→ **WHAT THE TASK REQUIRES**
Each line should be copied exactly.

Start of EXTRACTED INFORMATION

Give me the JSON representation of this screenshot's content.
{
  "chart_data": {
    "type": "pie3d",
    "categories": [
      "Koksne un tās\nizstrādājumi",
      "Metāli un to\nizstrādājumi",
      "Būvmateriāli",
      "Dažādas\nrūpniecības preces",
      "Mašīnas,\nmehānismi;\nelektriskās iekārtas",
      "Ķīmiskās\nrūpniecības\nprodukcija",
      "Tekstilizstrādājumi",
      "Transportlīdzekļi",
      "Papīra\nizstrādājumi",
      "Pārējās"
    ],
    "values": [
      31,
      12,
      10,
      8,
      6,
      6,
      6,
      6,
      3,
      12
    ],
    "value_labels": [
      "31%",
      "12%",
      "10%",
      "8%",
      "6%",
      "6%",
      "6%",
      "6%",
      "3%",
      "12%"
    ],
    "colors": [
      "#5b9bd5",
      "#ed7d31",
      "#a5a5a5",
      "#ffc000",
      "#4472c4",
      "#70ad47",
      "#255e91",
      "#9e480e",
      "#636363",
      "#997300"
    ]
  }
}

End of EXTRACTED INFORMATION

→ **EXERCISE SOLUTION**
Give me the JSON representation of this screenshot's content.
{
  "chart_data": {
    "type": "pie3d",
    "categories": [
      "Koksne un tās\nizstrādājumi",
      "Metāli un to\nizstrādājumi",
      "Būvmateriāli",
      "Dažādas\nrūpniecības preces",
      "Mašīnas,\nmehānismi;\nelektriskās iekārtas",
      "Ķīmiskās\nrūpniecības\nprodukcija",
      "Tekstilizstrādājumi",
      "Transportlīdzekļi",
      "Papīra\nizstrādājumi",
      "Pārējās"
    ],
    "values": [
      31,
      12,
      10,
      8,
      6,
      6,
      6,
      6,
      3,
      12
    ],
    "value_labels": [
      "31%",
      "12%",
      "10%",
      "8%",
      "6%",
      "6%",
      "6%",
      "6%",
      "3%",
      "12%"
    ],
    "colors": [
      "#5b9bd5",
      "#ed7d31",
      "#a5a5a5",
      "#ffc000",
      "#4472c4",
      "#70ad47",
      "#255e91",
      "#9e480e",
      "#636363",
      "#997300"
    ]
  }
}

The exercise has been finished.